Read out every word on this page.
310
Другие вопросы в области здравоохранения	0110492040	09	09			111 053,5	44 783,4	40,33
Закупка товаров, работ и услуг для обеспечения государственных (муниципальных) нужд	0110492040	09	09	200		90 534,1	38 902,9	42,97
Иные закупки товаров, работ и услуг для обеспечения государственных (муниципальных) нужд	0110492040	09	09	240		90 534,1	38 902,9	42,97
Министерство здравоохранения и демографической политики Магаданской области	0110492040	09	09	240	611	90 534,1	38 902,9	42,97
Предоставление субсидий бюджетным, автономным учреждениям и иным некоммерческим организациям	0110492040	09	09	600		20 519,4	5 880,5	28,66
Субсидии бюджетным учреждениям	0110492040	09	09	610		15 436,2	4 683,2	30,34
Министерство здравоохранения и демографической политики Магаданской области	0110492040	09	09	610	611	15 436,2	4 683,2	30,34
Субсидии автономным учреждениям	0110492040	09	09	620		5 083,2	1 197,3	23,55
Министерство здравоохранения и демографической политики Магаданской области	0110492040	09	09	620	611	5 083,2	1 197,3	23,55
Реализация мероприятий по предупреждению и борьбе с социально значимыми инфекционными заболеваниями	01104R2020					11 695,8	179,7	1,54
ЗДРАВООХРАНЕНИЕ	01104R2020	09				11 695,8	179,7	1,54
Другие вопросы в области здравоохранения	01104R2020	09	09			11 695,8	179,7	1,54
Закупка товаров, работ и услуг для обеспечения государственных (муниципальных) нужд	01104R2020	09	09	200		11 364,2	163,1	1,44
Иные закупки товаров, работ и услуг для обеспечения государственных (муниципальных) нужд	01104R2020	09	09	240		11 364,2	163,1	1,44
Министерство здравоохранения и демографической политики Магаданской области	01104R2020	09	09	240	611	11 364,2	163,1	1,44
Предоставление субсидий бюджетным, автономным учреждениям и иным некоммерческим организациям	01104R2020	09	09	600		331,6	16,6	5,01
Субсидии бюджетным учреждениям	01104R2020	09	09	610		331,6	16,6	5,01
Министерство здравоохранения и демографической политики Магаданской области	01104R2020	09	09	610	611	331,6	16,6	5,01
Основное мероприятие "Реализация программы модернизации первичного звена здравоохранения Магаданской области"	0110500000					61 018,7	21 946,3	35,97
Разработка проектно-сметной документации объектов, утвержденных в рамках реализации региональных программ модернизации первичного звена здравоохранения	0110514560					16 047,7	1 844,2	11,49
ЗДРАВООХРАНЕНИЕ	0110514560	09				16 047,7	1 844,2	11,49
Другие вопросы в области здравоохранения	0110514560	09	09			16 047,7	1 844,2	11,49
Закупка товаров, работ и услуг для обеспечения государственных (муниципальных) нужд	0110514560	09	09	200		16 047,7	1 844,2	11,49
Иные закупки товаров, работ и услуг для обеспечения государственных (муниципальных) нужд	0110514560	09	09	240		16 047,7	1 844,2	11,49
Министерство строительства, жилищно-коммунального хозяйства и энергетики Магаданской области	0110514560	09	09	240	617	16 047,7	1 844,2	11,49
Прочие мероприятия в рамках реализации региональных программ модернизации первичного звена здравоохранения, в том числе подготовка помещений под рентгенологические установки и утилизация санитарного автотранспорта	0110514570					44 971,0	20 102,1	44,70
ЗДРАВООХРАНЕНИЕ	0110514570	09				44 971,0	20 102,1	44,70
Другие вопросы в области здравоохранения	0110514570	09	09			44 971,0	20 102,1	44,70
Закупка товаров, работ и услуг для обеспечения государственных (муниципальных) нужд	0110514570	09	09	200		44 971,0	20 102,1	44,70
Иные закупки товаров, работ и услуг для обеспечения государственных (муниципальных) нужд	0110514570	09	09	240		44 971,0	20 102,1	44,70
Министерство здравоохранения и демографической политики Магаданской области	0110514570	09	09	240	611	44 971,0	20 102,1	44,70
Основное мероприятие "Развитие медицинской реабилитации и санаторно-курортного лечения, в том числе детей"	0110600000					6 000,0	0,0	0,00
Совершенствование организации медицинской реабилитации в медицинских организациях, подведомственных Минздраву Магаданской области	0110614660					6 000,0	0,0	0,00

Task directions:
Exactly as they are written, print the entries again.

Task output:
Read out every word on this page.
310
Другие вопросы в области здравоохранения	0110492040	09	09			111 053,5	44 783,4	40,33
Закупка товаров, работ и услуг для обеспечения государственных (муниципальных) нужд	0110492040	09	09	200		90 534,1	38 902,9	42,97
Иные закупки товаров, работ и услуг для обеспечения государственных (муниципальных) нужд	0110492040	09	09	240		90 534,1	38 902,9	42,97
Министерство здравоохранения и демографической политики Магаданской области	0110492040	09	09	240	611	90 534,1	38 902,9	42,97
Предоставление субсидий бюджетным, автономным учреждениям и иным некоммерческим организациям	0110492040	09	09	600		20 519,4	5 880,5	28,66
Субсидии бюджетным учреждениям	0110492040	09	09	610		15 436,2	4 683,2	30,34
Министерство здравоохранения и демографической политики Магаданской области	0110492040	09	09	610	611	15 436,2	4 683,2	30,34
Субсидии автономным учреждениям	0110492040	09	09	620		5 083,2	1 197,3	23,55
Министерство здравоохранения и демографической политики Магаданской области	0110492040	09	09	620	611	5 083,2	1 197,3	23,55
Реализация мероприятий по предупреждению и борьбе с социально значимыми инфекционными заболеваниями	01104R2020					11 695,8	179,7	1,54
ЗДРАВООХРАНЕНИЕ	01104R2020	09				11 695,8	179,7	1,54
Другие вопросы в области здравоохранения	01104R2020	09	09			11 695,8	179,7	1,54
Закупка товаров, работ и услуг для обеспечения государственных (муниципальных) нужд	01104R2020	09	09	200		11 364,2	163,1	1,44
Иные закупки товаров, работ и услуг для обеспечения государственных (муниципальных) нужд	01104R2020	09	09	240		11 364,2	163,1	1,44
Министерство здравоохранения и демографической политики Магаданской области	01104R2020	09	09	240	611	11 364,2	163,1	1,44
Предоставление субсидий бюджетным, автономным учреждениям и иным некоммерческим организациям	01104R2020	09	09	600		331,6	16,6	5,01
Субсидии бюджетным учреждениям	01104R2020	09	09	610		331,6	16,6	5,01
Министерство здравоохранения и демографической политики Магаданской области	01104R2020	09	09	610	611	331,6	16,6	5,01
Основное мероприятие "Реализация программы модернизации первичного звена здравоохранения Магаданской области"	0110500000					61 018,7	21 946,3	35,97
Разработка проектно-сметной документации объектов, утвержденных в рамках реализации региональных программ модернизации первичного звена здравоохранения	0110514560					16 047,7	1 844,2	11,49
ЗДРАВООХРАНЕНИЕ	0110514560	09				16 047,7	1 844,2	11,49
Другие вопросы в области здравоохранения	0110514560	09	09			16 047,7	1 844,2	11,49
Закупка товаров, работ и услуг для обеспечения государственных (муниципальных) нужд	0110514560	09	09	200		16 047,7	1 844,2	11,49
Иные закупки товаров, работ и услуг для обеспечения государственных (муниципальных) нужд	0110514560	09	09	240		16 047,7	1 844,2	11,49
Министерство строительства, жилищно-коммунального хозяйства и энергетики Магаданской области	0110514560	09	09	240	617	16 047,7	1 844,2	11,49
Прочие мероприятия в рамках реализации региональных программ модернизации первичного звена здравоохранения, в том числе подготовка помещений под рентгенологические установки и утилизация санитарного автотранспорта	0110514570					44 971,0	20 102,1	44,70
ЗДРАВООХРАНЕНИЕ	0110514570	09				44 971,0	20 102,1	44,70
Другие вопросы в области здравоохранения	0110514570	09	09			44 971,0	20 102,1	44,70
Закупка товаров, работ и услуг для обеспечения государственных (муниципальных) нужд	0110514570	09	09	200		44 971,0	20 102,1	44,70
Иные закупки товаров, работ и услуг для обеспечения государственных (муниципальных) нужд	0110514570	09	09	240		44 971,0	20 102,1	44,70
Министерство здравоохранения и демографической политики Магаданской области	0110514570	09	09	240	611	44 971,0	20 102,1	44,70
Основное мероприятие "Развитие медицинской реабилитации и санаторно-курортного лечения, в том числе детей"	0110600000					6 000,0	0,0	0,00
Совершенствование организации медицинской реабилитации в медицинских организациях, подведомственных Минздраву Магаданской области	0110614660					6 000,0	0,0	0,00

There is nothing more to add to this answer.